= TASKS TO PERFORM =
• 1. Which technical terms does the text about side projects name in connection with setting up or receiving email for a domain?
• 2. Retype the passage from the text about side projects, starting at "Now I have to" and ending at "anyone cares/is interested)".
• 3. Write what comes next in the text about side projects, picking up after its last sentence.

═════ TEXT FOR ANALYSIS

Being a dev I am too focused on product and I always want to "fix one more thing" before marketing it. As my savings got lower the product got better, I think I am now at that point when I can start finding customers without having to worry that "maybe my product is not good enough".
I don't think I could trivially reproduce the results, but I'm happy to get paid for offering free advice. I hope it lasts.
Every time I bought a new domain and need to setup DNS or verify email, all I want is to receive email from that domains. But setting up postfix or configuring lambda/ses is a pain. So I build this service.
All you have to do is point MX records to my servers and you will be able to receive incoming email.
This is the first time I have a side project that almost finished :-) after 10 years wanting to build a SaaS. To me that is a success.
Now I have to fully transition from fixed revenue to recurring!
(I was thinking of writing a quick note about all of this but idk if anyone cares/is interested)
I didn't work on it for about 3 years but I recently decided to give it some love. I still think it has potential.

══════════
═════ DATASET EXCERPTS

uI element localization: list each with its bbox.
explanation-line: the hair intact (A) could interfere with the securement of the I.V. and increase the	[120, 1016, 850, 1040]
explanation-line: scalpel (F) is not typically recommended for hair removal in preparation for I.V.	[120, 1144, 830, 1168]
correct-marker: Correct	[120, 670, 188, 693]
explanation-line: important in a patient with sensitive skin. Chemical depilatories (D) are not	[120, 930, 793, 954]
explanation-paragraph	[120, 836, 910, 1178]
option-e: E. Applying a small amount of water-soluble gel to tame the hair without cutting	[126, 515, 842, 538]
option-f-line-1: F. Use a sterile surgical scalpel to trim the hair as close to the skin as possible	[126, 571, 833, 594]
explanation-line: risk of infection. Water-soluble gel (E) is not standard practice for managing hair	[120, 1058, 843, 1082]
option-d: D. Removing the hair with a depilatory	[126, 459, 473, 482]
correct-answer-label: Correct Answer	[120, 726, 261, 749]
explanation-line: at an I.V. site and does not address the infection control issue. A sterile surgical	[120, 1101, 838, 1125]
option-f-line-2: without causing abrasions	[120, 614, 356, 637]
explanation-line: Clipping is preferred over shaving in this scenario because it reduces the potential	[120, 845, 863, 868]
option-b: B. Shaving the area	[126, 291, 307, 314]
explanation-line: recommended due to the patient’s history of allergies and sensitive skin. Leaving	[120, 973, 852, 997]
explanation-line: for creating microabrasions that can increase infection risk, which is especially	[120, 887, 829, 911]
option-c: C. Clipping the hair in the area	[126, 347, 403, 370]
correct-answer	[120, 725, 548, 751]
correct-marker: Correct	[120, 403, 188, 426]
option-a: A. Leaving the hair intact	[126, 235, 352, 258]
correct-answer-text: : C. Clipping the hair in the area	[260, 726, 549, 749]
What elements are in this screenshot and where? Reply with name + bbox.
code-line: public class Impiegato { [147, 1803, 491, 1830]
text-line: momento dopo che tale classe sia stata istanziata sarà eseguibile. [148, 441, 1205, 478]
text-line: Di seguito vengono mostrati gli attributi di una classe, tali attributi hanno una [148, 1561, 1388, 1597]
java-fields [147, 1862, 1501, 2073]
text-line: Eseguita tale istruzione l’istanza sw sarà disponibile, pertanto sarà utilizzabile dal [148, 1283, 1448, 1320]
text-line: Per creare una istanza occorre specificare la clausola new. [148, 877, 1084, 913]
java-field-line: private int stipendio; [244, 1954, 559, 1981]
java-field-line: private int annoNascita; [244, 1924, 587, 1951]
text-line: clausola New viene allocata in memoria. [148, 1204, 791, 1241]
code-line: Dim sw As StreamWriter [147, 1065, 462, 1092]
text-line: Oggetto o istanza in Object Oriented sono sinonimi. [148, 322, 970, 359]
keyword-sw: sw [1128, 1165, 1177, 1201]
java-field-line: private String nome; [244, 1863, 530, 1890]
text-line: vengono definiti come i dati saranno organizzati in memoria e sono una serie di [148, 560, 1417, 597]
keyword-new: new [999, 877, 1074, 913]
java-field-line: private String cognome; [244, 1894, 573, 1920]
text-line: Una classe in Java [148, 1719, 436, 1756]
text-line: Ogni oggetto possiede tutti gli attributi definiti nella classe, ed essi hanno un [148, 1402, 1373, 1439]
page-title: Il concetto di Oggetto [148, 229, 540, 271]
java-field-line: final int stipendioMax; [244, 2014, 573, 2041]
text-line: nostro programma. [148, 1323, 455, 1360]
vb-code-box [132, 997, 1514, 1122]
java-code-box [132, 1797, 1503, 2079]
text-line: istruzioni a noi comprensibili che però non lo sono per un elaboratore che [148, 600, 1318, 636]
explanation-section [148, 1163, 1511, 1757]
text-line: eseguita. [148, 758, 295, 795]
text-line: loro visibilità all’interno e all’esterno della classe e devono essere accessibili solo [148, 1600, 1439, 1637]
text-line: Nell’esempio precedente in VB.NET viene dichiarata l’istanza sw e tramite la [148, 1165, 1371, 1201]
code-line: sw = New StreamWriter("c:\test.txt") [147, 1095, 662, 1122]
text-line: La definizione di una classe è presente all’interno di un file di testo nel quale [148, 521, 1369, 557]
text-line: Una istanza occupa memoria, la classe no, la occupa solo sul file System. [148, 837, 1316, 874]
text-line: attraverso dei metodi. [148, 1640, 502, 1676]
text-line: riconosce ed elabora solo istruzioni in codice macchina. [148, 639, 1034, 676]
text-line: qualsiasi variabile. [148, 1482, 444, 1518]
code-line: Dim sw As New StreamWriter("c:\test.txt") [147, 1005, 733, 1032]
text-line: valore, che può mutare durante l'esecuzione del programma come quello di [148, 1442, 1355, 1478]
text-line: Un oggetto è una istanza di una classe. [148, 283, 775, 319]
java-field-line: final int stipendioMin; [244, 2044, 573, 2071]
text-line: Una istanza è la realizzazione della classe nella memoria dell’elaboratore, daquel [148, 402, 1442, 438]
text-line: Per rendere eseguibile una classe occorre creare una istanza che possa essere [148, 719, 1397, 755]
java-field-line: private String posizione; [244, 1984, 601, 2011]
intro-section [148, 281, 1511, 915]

══════════

= YOUR WRITTEN ANSWERS =
• 1. DNS, postfix, lambda/ses, MX records

• 2.
Now I have to fully transition from fixed revenue to recurring!
(I was thinking of writing a quick note about all of this but idk if anyone cares/is interested)

• 3.
So far, I have found the IndieHackers community to be very helpful, they are willing to provide feedback and the first two purchases have already come from there. In addition to that, I joined a conversation on Twitter under a thread Adam Wathan, the creator of TailwindCSS, started and it has generated quite a lot of initial traffic to the project.
I haven't launched it fully yet, I am still looking to collect feedback from the early users, so I am offering a large discount, but it feels great to be able to make some money with a side project after a long time working on it.
The addon provides an easy way to print paper labels for products and other things listed in the shops.
https://www.youtube.com/user/uheartbeast/about
https://www.heartgamedev.com/1-bit-godot-course-youtube?r_do...
to solve my client's problem: collaborative sales of apartments in realtime. later on, added automation features got generating sales offers/contracts/agreements, then a payment plan editor, and later on added activity tracking and more advanced user management etc ..
Pretty successful start, and getting many real estate businesses who would like to give it a try, a few more clients and might become my full time project of 2021.
Hit me up if you would like to try a demo.
- Planning to focus more on SEO
- Appsumo deal might work
It turns your un-used domain into a Reddit-like content aggregator with all sorts of features - membership, voting, comments, newsletters and monetization. The best thing for me is that it is completely automated and all of my domains are hosted on the platform. :) Not Ramen-profitable yet, but pushing it to get there.
Currently working on an iteration to add affiliate marketing links to skincare products. The amount of money I'm making is comparable to losing my wallet (multiple times).
Job board for developers with cross post to popular Telegram channel. Might come in handy if you hire devs and don't mind to work with people in EU Timezone. Job posting is free of charge.
I made some money with ads last year, tho.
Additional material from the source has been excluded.